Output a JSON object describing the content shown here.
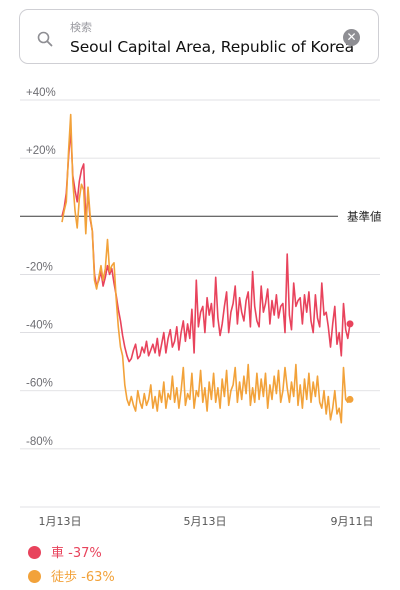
{
  "search": {
    "placeholder": "検索",
    "value": "Seoul Capital Area, Republic of Korea"
  },
  "colors": {
    "driving": "#e8435c",
    "walking": "#f2a23a",
    "baseline": "#3a3a3a",
    "grid": "#d9d9de"
  },
  "chart_data": {
    "type": "line",
    "ylim": [
      -100,
      40
    ],
    "y_ticks": [
      40,
      20,
      0,
      -20,
      -40,
      -60,
      -80,
      -100
    ],
    "y_tick_labels": [
      "+40%",
      "+20%",
      "",
      "-20%",
      "-40%",
      "-60%",
      "-80%",
      ""
    ],
    "baseline_label": "基準値",
    "x_tick_labels": [
      "1月13日",
      "5月13日",
      "9月11日"
    ],
    "series": [
      {
        "name": "車",
        "end_label": "車 -37%",
        "values": [
          0,
          3,
          8,
          20,
          30,
          14,
          9,
          5,
          12,
          16,
          18,
          -2,
          8,
          -1,
          -5,
          -20,
          -24,
          -22,
          -19,
          -24,
          -21,
          -17,
          -20,
          -18,
          -23,
          -27,
          -32,
          -36,
          -41,
          -45,
          -48,
          -50,
          -49,
          -46,
          -44,
          -49,
          -48,
          -45,
          -47,
          -43,
          -48,
          -46,
          -44,
          -47,
          -42,
          -48,
          -44,
          -40,
          -47,
          -42,
          -39,
          -45,
          -43,
          -38,
          -46,
          -40,
          -36,
          -43,
          -37,
          -42,
          -32,
          -47,
          -22,
          -38,
          -33,
          -31,
          -40,
          -28,
          -34,
          -30,
          -38,
          -21,
          -35,
          -41,
          -37,
          -31,
          -26,
          -40,
          -33,
          -30,
          -24,
          -37,
          -28,
          -33,
          -36,
          -29,
          -26,
          -38,
          -19,
          -31,
          -36,
          -38,
          -24,
          -33,
          -30,
          -25,
          -37,
          -29,
          -34,
          -27,
          -35,
          -31,
          -30,
          -40,
          -13,
          -34,
          -39,
          -23,
          -31,
          -29,
          -28,
          -37,
          -27,
          -33,
          -26,
          -36,
          -40,
          -27,
          -35,
          -38,
          -23,
          -34,
          -33,
          -38,
          -45,
          -37,
          -31,
          -44,
          -40,
          -48,
          -30,
          -39,
          -42,
          -37
        ],
        "end_value": -37
      },
      {
        "name": "徒歩",
        "end_label": "徒歩 -63%",
        "values": [
          -2,
          2,
          5,
          22,
          35,
          12,
          2,
          -4,
          6,
          11,
          9,
          -6,
          10,
          0,
          -5,
          -22,
          -25,
          -21,
          -17,
          -22,
          -18,
          -8,
          -19,
          -17,
          -16,
          -28,
          -38,
          -45,
          -48,
          -58,
          -63,
          -65,
          -62,
          -65,
          -67,
          -60,
          -64,
          -66,
          -61,
          -65,
          -63,
          -58,
          -66,
          -62,
          -67,
          -60,
          -64,
          -57,
          -66,
          -61,
          -63,
          -55,
          -64,
          -59,
          -66,
          -60,
          -52,
          -65,
          -61,
          -63,
          -54,
          -66,
          -60,
          -62,
          -53,
          -64,
          -59,
          -67,
          -57,
          -63,
          -54,
          -64,
          -59,
          -66,
          -56,
          -62,
          -53,
          -65,
          -60,
          -58,
          -52,
          -64,
          -57,
          -63,
          -55,
          -61,
          -51,
          -65,
          -59,
          -64,
          -54,
          -63,
          -56,
          -62,
          -54,
          -66,
          -58,
          -63,
          -55,
          -61,
          -53,
          -64,
          -60,
          -52,
          -59,
          -64,
          -57,
          -62,
          -51,
          -65,
          -58,
          -66,
          -56,
          -63,
          -54,
          -64,
          -57,
          -62,
          -55,
          -64,
          -66,
          -60,
          -68,
          -62,
          -70,
          -66,
          -60,
          -68,
          -66,
          -71,
          -52,
          -63,
          -64,
          -63
        ],
        "end_value": -63
      }
    ]
  }
}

*Requirements*:
Each entry must be retyped word for word, with every image omitted.

*Answer in full*:
Output a JSON object describing the content shown here.
{
  "search": {
    "placeholder": "検索",
    "value": "Seoul Capital Area, Republic of Korea"
  },
  "colors": {
    "driving": "#e8435c",
    "walking": "#f2a23a",
    "baseline": "#3a3a3a",
    "grid": "#d9d9de"
  },
  "chart_data": {
    "type": "line",
    "ylim": [
      -100,
      40
    ],
    "y_ticks": [
      40,
      20,
      0,
      -20,
      -40,
      -60,
      -80,
      -100
    ],
    "y_tick_labels": [
      "+40%",
      "+20%",
      "",
      "-20%",
      "-40%",
      "-60%",
      "-80%",
      ""
    ],
    "baseline_label": "基準値",
    "x_tick_labels": [
      "1月13日",
      "5月13日",
      "9月11日"
    ],
    "series": [
      {
        "name": "車",
        "end_label": "車 -37%",
        "values": [
          0,
          3,
          8,
          20,
          30,
          14,
          9,
          5,
          12,
          16,
          18,
          -2,
          8,
          -1,
          -5,
          -20,
          -24,
          -22,
          -19,
          -24,
          -21,
          -17,
          -20,
          -18,
          -23,
          -27,
          -32,
          -36,
          -41,
          -45,
          -48,
          -50,
          -49,
          -46,
          -44,
          -49,
          -48,
          -45,
          -47,
          -43,
          -48,
          -46,
          -44,
          -47,
          -42,
          -48,
          -44,
          -40,
          -47,
          -42,
          -39,
          -45,
          -43,
          -38,
          -46,
          -40,
          -36,
          -43,
          -37,
          -42,
          -32,
          -47,
          -22,
          -38,
          -33,
          -31,
          -40,
          -28,
          -34,
          -30,
          -38,
          -21,
          -35,
          -41,
          -37,
          -31,
          -26,
          -40,
          -33,
          -30,
          -24,
          -37,
          -28,
          -33,
          -36,
          -29,
          -26,
          -38,
          -19,
          -31,
          -36,
          -38,
          -24,
          -33,
          -30,
          -25,
          -37,
          -29,
          -34,
          -27,
          -35,
          -31,
          -30,
          -40,
          -13,
          -34,
          -39,
          -23,
          -31,
          -29,
          -28,
          -37,
          -27,
          -33,
          -26,
          -36,
          -40,
          -27,
          -35,
          -38,
          -23,
          -34,
          -33,
          -38,
          -45,
          -37,
          -31,
          -44,
          -40,
          -48,
          -30,
          -39,
          -42,
          -37
        ],
        "end_value": -37
      },
      {
        "name": "徒歩",
        "end_label": "徒歩 -63%",
        "values": [
          -2,
          2,
          5,
          22,
          35,
          12,
          2,
          -4,
          6,
          11,
          9,
          -6,
          10,
          0,
          -5,
          -22,
          -25,
          -21,
          -17,
          -22,
          -18,
          -8,
          -19,
          -17,
          -16,
          -28,
          -38,
          -45,
          -48,
          -58,
          -63,
          -65,
          -62,
          -65,
          -67,
          -60,
          -64,
          -66,
          -61,
          -65,
          -63,
          -58,
          -66,
          -62,
          -67,
          -60,
          -64,
          -57,
          -66,
          -61,
          -63,
          -55,
          -64,
          -59,
          -66,
          -60,
          -52,
          -65,
          -61,
          -63,
          -54,
          -66,
          -60,
          -62,
          -53,
          -64,
          -59,
          -67,
          -57,
          -63,
          -54,
          -64,
          -59,
          -66,
          -56,
          -62,
          -53,
          -65,
          -60,
          -58,
          -52,
          -64,
          -57,
          -63,
          -55,
          -61,
          -51,
          -65,
          -59,
          -64,
          -54,
          -63,
          -56,
          -62,
          -54,
          -66,
          -58,
          -63,
          -55,
          -61,
          -53,
          -64,
          -60,
          -52,
          -59,
          -64,
          -57,
          -62,
          -51,
          -65,
          -58,
          -66,
          -56,
          -63,
          -54,
          -64,
          -57,
          -62,
          -55,
          -64,
          -66,
          -60,
          -68,
          -62,
          -70,
          -66,
          -60,
          -68,
          -66,
          -71,
          -52,
          -63,
          -64,
          -63
        ],
        "end_value": -63
      }
    ]
  }
}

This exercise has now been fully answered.